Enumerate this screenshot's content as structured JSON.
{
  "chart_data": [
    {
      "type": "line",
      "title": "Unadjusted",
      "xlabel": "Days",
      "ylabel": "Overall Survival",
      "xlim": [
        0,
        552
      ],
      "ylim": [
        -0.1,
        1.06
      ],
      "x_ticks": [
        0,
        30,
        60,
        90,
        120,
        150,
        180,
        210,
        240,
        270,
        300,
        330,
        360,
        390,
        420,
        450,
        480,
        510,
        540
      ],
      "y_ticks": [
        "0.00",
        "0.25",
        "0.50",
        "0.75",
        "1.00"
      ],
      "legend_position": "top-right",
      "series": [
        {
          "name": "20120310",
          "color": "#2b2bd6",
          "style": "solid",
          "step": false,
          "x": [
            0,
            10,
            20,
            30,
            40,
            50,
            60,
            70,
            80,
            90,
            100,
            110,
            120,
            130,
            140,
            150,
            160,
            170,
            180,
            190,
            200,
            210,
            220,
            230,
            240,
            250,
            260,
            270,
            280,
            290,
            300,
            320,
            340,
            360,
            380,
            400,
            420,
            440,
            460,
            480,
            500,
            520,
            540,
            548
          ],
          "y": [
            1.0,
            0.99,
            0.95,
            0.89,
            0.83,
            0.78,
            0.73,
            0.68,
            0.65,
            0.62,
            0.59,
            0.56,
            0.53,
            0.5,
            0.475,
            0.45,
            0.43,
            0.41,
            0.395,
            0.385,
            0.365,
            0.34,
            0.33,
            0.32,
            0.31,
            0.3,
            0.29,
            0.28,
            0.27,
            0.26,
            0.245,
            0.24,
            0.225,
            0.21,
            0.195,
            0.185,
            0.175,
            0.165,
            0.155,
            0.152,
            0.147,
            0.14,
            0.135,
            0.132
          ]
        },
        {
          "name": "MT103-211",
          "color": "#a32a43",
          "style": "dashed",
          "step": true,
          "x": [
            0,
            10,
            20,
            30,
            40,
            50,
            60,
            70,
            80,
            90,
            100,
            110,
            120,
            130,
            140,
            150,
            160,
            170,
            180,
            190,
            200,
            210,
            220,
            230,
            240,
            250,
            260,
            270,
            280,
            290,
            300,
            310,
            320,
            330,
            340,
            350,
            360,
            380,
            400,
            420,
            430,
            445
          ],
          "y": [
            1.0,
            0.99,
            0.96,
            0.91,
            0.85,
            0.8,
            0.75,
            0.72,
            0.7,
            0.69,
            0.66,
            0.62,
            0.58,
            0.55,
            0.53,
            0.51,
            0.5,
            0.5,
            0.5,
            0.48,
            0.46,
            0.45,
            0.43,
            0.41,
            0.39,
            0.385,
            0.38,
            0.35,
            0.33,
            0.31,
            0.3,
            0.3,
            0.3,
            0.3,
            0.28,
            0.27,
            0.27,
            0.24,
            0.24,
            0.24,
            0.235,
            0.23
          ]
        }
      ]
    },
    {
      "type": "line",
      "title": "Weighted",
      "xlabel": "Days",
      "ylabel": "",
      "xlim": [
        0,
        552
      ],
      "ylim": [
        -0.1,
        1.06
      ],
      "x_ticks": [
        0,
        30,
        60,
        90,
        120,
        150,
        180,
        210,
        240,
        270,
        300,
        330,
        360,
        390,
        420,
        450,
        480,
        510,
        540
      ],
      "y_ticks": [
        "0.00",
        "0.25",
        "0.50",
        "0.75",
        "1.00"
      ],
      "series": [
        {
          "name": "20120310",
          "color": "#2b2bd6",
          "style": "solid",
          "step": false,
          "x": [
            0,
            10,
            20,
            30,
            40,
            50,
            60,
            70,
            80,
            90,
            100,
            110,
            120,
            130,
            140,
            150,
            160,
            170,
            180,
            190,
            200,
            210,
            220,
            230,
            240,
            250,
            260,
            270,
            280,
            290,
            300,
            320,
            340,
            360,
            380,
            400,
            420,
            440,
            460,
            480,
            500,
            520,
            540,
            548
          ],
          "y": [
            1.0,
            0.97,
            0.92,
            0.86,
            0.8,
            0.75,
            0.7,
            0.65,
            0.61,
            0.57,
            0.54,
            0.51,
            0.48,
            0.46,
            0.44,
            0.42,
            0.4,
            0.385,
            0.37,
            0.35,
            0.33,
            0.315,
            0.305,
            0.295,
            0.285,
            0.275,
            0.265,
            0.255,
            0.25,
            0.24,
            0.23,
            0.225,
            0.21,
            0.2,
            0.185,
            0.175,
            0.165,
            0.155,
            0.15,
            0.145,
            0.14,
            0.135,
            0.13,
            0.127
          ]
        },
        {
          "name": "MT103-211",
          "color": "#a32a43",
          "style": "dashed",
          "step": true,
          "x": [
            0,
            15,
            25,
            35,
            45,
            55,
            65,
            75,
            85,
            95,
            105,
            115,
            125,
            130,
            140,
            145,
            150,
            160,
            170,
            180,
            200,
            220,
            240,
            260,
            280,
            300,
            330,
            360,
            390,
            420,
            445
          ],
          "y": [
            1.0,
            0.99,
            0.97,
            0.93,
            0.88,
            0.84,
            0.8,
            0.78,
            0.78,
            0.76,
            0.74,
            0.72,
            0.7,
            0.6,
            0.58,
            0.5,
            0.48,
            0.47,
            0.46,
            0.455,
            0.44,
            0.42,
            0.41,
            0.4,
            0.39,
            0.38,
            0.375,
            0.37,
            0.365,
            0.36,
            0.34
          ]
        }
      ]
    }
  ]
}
========================================================================
▶ _WHAT THE EXERCISE ASKS_: All of the lines above need to be given again exactly.

▶ _WORKED SOLUTION_:
Enumerate this screenshot's content as structured JSON.
{
  "chart_data": [
    {
      "type": "line",
      "title": "Unadjusted",
      "xlabel": "Days",
      "ylabel": "Overall Survival",
      "xlim": [
        0,
        552
      ],
      "ylim": [
        -0.1,
        1.06
      ],
      "x_ticks": [
        0,
        30,
        60,
        90,
        120,
        150,
        180,
        210,
        240,
        270,
        300,
        330,
        360,
        390,
        420,
        450,
        480,
        510,
        540
      ],
      "y_ticks": [
        "0.00",
        "0.25",
        "0.50",
        "0.75",
        "1.00"
      ],
      "legend_position": "top-right",
      "series": [
        {
          "name": "20120310",
          "color": "#2b2bd6",
          "style": "solid",
          "step": false,
          "x": [
            0,
            10,
            20,
            30,
            40,
            50,
            60,
            70,
            80,
            90,
            100,
            110,
            120,
            130,
            140,
            150,
            160,
            170,
            180,
            190,
            200,
            210,
            220,
            230,
            240,
            250,
            260,
            270,
            280,
            290,
            300,
            320,
            340,
            360,
            380,
            400,
            420,
            440,
            460,
            480,
            500,
            520,
            540,
            548
          ],
          "y": [
            1.0,
            0.99,
            0.95,
            0.89,
            0.83,
            0.78,
            0.73,
            0.68,
            0.65,
            0.62,
            0.59,
            0.56,
            0.53,
            0.5,
            0.475,
            0.45,
            0.43,
            0.41,
            0.395,
            0.385,
            0.365,
            0.34,
            0.33,
            0.32,
            0.31,
            0.3,
            0.29,
            0.28,
            0.27,
            0.26,
            0.245,
            0.24,
            0.225,
            0.21,
            0.195,
            0.185,
            0.175,
            0.165,
            0.155,
            0.152,
            0.147,
            0.14,
            0.135,
            0.132
          ]
        },
        {
          "name": "MT103-211",
          "color": "#a32a43",
          "style": "dashed",
          "step": true,
          "x": [
            0,
            10,
            20,
            30,
            40,
            50,
            60,
            70,
            80,
            90,
            100,
            110,
            120,
            130,
            140,
            150,
            160,
            170,
            180,
            190,
            200,
            210,
            220,
            230,
            240,
            250,
            260,
            270,
            280,
            290,
            300,
            310,
            320,
            330,
            340,
            350,
            360,
            380,
            400,
            420,
            430,
            445
          ],
          "y": [
            1.0,
            0.99,
            0.96,
            0.91,
            0.85,
            0.8,
            0.75,
            0.72,
            0.7,
            0.69,
            0.66,
            0.62,
            0.58,
            0.55,
            0.53,
            0.51,
            0.5,
            0.5,
            0.5,
            0.48,
            0.46,
            0.45,
            0.43,
            0.41,
            0.39,
            0.385,
            0.38,
            0.35,
            0.33,
            0.31,
            0.3,
            0.3,
            0.3,
            0.3,
            0.28,
            0.27,
            0.27,
            0.24,
            0.24,
            0.24,
            0.235,
            0.23
          ]
        }
      ]
    },
    {
      "type": "line",
      "title": "Weighted",
      "xlabel": "Days",
      "ylabel": "",
      "xlim": [
        0,
        552
      ],
      "ylim": [
        -0.1,
        1.06
      ],
      "x_ticks": [
        0,
        30,
        60,
        90,
        120,
        150,
        180,
        210,
        240,
        270,
        300,
        330,
        360,
        390,
        420,
        450,
        480,
        510,
        540
      ],
      "y_ticks": [
        "0.00",
        "0.25",
        "0.50",
        "0.75",
        "1.00"
      ],
      "series": [
        {
          "name": "20120310",
          "color": "#2b2bd6",
          "style": "solid",
          "step": false,
          "x": [
            0,
            10,
            20,
            30,
            40,
            50,
            60,
            70,
            80,
            90,
            100,
            110,
            120,
            130,
            140,
            150,
            160,
            170,
            180,
            190,
            200,
            210,
            220,
            230,
            240,
            250,
            260,
            270,
            280,
            290,
            300,
            320,
            340,
            360,
            380,
            400,
            420,
            440,
            460,
            480,
            500,
            520,
            540,
            548
          ],
          "y": [
            1.0,
            0.97,
            0.92,
            0.86,
            0.8,
            0.75,
            0.7,
            0.65,
            0.61,
            0.57,
            0.54,
            0.51,
            0.48,
            0.46,
            0.44,
            0.42,
            0.4,
            0.385,
            0.37,
            0.35,
            0.33,
            0.315,
            0.305,
            0.295,
            0.285,
            0.275,
            0.265,
            0.255,
            0.25,
            0.24,
            0.23,
            0.225,
            0.21,
            0.2,
            0.185,
            0.175,
            0.165,
            0.155,
            0.15,
            0.145,
            0.14,
            0.135,
            0.13,
            0.127
          ]
        },
        {
          "name": "MT103-211",
          "color": "#a32a43",
          "style": "dashed",
          "step": true,
          "x": [
            0,
            15,
            25,
            35,
            45,
            55,
            65,
            75,
            85,
            95,
            105,
            115,
            125,
            130,
            140,
            145,
            150,
            160,
            170,
            180,
            200,
            220,
            240,
            260,
            280,
            300,
            330,
            360,
            390,
            420,
            445
          ],
          "y": [
            1.0,
            0.99,
            0.97,
            0.93,
            0.88,
            0.84,
            0.8,
            0.78,
            0.78,
            0.76,
            0.74,
            0.72,
            0.7,
            0.6,
            0.58,
            0.5,
            0.48,
            0.47,
            0.46,
            0.455,
            0.44,
            0.42,
            0.41,
            0.4,
            0.39,
            0.38,
            0.375,
            0.37,
            0.365,
            0.36,
            0.34
          ]
        }
      ]
    }
  ]
}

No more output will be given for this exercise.